◆ AIM
Show every line of the records below that contains the word "specifications".

◆ DATASET RECORDS
++++++++++

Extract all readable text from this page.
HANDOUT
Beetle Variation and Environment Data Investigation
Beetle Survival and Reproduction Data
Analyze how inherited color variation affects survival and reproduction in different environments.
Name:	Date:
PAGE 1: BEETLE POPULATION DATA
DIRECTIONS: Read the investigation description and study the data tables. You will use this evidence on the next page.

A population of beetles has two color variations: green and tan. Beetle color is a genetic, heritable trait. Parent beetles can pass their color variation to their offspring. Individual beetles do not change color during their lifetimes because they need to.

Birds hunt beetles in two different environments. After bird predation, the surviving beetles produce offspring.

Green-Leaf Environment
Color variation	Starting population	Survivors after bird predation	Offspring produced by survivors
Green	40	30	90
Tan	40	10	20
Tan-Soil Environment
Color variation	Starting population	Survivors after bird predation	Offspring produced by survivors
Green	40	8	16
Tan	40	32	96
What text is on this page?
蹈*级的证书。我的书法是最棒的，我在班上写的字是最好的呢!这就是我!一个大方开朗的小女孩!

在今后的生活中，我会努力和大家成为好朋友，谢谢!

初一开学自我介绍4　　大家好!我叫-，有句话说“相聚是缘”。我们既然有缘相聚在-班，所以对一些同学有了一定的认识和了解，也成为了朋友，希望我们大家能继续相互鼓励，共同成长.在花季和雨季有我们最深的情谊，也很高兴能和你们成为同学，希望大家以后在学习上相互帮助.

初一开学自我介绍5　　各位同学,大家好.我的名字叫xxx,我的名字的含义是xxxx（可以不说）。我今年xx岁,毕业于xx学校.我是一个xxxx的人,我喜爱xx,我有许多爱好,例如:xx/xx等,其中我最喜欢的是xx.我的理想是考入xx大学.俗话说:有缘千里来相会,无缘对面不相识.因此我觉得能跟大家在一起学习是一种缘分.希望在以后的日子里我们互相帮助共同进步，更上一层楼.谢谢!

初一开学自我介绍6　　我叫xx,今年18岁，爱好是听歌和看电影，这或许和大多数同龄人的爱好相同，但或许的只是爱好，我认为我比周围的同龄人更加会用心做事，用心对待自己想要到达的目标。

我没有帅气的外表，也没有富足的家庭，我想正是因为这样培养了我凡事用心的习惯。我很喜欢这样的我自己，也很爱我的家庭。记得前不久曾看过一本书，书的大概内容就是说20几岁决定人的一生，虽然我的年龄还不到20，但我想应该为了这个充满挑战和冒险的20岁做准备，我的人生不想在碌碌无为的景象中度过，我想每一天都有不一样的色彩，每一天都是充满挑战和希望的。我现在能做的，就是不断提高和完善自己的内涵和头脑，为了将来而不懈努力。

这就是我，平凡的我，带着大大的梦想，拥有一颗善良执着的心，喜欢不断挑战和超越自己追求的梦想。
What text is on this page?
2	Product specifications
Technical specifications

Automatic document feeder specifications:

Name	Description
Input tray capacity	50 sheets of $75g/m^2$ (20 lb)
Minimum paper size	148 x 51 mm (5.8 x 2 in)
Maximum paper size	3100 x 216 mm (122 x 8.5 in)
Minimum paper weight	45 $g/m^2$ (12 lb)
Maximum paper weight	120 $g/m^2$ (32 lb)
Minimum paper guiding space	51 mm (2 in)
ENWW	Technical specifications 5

++++++++++

◆ TASK RESPONSE
2	Product specifications
Technical specifications
Automatic document feeder specifications:
ENWW	Technical specifications 5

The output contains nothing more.